**Exercise instructions**
In the entries below, find the lines with the word "BéZAUDUN" and copy them.

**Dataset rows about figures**
-- BEGIN --

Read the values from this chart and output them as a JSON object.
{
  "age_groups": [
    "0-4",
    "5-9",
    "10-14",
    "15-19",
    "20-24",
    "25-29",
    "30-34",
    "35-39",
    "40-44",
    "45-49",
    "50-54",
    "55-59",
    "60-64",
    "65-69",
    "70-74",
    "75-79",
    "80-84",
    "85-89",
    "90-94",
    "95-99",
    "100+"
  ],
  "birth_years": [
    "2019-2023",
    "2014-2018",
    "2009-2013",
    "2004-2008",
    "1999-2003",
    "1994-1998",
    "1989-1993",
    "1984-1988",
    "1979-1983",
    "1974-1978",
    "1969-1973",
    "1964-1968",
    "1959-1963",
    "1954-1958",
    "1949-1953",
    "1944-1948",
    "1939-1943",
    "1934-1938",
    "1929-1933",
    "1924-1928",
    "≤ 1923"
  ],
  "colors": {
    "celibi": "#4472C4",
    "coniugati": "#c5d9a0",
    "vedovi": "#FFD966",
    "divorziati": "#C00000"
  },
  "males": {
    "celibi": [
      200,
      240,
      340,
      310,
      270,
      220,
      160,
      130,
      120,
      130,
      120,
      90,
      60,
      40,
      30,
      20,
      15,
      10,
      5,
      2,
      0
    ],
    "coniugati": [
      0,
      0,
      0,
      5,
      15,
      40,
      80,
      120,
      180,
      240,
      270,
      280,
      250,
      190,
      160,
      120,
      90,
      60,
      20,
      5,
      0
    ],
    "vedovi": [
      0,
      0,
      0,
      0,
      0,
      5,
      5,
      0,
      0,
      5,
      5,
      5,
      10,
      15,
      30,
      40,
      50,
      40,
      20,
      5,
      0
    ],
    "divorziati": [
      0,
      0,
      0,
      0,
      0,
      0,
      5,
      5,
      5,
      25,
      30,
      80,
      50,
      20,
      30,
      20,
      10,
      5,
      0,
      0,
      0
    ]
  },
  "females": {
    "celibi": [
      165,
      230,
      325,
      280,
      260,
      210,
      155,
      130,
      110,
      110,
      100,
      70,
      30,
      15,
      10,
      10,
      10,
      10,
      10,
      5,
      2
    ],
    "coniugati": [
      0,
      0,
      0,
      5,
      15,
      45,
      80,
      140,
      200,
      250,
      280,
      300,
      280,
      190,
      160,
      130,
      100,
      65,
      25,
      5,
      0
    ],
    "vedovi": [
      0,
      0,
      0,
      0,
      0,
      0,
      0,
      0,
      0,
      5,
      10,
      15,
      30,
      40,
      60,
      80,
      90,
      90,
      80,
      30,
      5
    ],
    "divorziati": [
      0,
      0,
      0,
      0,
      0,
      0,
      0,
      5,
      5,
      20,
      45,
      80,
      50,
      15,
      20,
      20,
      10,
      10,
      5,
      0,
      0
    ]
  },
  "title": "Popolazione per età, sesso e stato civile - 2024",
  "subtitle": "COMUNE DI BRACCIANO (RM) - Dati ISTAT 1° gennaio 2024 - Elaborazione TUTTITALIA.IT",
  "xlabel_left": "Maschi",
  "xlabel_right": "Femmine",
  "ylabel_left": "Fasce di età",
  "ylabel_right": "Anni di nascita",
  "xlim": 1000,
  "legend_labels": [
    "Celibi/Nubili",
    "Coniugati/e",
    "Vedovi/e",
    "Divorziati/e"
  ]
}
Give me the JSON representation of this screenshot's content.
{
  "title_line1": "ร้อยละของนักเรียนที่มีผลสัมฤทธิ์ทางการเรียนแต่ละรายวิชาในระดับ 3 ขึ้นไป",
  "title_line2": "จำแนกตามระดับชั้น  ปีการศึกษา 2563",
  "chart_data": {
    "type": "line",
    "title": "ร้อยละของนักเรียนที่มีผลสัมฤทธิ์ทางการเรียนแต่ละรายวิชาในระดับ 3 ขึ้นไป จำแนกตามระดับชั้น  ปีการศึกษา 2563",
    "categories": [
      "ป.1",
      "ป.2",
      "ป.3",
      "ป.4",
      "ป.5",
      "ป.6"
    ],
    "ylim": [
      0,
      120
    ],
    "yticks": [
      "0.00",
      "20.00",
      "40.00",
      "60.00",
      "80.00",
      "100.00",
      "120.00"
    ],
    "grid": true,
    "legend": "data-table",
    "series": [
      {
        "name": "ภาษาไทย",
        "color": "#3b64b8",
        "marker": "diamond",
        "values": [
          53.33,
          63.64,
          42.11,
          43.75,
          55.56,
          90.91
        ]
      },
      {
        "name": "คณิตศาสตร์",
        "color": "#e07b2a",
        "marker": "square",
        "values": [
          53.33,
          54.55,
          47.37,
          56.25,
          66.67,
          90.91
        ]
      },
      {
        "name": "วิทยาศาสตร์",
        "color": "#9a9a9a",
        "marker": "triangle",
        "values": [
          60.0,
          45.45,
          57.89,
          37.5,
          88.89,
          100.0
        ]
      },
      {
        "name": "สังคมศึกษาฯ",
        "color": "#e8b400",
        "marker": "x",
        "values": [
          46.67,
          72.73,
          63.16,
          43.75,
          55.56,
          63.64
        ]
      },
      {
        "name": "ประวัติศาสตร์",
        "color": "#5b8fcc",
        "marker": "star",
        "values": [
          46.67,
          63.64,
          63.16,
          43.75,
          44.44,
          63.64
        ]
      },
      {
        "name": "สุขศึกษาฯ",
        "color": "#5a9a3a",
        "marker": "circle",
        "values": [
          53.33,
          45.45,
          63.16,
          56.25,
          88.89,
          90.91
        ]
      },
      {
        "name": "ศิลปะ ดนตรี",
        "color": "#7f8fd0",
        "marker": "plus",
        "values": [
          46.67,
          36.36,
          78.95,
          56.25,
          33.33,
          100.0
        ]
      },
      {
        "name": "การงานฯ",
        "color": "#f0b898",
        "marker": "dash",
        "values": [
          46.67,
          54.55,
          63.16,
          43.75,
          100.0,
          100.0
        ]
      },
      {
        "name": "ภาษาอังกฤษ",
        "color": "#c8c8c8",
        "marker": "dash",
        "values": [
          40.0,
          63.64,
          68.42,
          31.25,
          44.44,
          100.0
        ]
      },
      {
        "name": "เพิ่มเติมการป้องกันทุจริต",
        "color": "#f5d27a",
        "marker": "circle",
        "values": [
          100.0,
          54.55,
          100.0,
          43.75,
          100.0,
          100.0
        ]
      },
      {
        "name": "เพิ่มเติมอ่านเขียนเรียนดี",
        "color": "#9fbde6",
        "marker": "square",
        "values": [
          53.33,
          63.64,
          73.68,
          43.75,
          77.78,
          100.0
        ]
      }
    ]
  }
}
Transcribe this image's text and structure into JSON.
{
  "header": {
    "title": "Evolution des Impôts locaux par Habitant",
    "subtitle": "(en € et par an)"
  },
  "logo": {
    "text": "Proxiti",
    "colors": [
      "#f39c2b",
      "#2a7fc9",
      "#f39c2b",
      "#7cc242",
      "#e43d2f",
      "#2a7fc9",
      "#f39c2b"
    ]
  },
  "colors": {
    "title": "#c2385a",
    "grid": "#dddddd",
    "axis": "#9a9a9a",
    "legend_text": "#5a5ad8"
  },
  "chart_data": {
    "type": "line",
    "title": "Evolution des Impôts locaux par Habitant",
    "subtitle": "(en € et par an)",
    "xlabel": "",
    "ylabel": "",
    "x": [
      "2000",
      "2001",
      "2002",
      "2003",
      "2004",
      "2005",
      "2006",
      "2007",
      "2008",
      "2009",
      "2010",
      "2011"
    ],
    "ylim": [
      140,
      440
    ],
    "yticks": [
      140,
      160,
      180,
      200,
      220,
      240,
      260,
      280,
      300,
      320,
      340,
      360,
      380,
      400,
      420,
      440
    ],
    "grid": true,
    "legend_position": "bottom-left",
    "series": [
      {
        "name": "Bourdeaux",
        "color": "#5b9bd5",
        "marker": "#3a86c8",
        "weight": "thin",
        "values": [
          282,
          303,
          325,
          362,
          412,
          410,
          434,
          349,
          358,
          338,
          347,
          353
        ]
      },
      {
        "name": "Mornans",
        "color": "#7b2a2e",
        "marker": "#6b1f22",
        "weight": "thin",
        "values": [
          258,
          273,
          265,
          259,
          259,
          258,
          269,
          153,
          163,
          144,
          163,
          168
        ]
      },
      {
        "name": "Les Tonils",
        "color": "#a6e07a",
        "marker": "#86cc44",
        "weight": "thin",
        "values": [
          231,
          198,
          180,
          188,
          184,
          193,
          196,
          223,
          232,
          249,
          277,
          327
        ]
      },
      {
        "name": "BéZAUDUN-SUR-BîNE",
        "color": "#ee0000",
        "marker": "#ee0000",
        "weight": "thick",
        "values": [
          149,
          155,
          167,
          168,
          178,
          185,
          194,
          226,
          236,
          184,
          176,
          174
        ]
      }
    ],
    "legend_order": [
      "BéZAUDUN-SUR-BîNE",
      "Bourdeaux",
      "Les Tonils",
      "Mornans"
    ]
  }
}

-- END --

**Answer in full**
        "name": "BéZAUDUN-SUR-BîNE",
      "BéZAUDUN-SUR-BîNE",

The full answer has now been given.